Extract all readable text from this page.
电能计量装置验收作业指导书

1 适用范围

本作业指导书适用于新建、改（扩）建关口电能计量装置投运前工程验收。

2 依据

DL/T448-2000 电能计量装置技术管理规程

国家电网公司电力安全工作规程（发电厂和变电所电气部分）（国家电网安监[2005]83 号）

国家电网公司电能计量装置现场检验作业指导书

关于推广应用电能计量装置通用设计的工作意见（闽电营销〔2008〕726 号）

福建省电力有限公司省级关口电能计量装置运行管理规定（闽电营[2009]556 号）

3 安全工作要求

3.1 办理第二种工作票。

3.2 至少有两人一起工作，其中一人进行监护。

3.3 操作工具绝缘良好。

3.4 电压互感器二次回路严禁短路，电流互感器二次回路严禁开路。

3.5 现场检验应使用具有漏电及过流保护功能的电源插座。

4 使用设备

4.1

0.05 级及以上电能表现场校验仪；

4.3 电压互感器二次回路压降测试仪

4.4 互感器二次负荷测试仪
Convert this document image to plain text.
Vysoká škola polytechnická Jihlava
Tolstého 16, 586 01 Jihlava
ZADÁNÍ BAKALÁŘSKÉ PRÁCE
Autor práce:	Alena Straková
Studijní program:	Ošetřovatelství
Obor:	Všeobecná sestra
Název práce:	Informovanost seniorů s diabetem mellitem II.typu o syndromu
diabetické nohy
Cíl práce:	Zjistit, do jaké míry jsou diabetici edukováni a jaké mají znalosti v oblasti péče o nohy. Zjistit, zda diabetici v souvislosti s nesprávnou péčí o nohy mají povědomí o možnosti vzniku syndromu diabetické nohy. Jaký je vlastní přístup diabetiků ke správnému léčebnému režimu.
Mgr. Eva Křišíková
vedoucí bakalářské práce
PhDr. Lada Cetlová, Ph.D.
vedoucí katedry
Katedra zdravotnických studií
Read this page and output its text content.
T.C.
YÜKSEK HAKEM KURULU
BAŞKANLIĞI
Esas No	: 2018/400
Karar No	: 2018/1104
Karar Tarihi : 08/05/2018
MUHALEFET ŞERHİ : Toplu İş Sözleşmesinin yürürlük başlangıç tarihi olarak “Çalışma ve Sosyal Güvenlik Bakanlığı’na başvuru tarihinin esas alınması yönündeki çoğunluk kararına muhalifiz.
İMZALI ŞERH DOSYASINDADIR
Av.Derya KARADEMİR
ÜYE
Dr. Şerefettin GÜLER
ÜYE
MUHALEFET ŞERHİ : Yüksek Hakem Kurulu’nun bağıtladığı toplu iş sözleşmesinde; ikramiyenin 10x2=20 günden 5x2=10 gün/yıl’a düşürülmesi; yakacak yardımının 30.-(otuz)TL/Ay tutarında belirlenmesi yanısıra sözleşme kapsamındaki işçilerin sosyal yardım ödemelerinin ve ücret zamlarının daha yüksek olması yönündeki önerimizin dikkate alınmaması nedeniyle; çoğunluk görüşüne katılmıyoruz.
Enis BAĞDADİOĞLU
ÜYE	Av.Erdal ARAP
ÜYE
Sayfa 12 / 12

-=-=-

> **CHALLENGE**
Locate the word "vedoucí" in the records above, and return each line that has it.

> **WRITTEN ANSWER**
vedoucí bakalářské práce
vedoucí katedry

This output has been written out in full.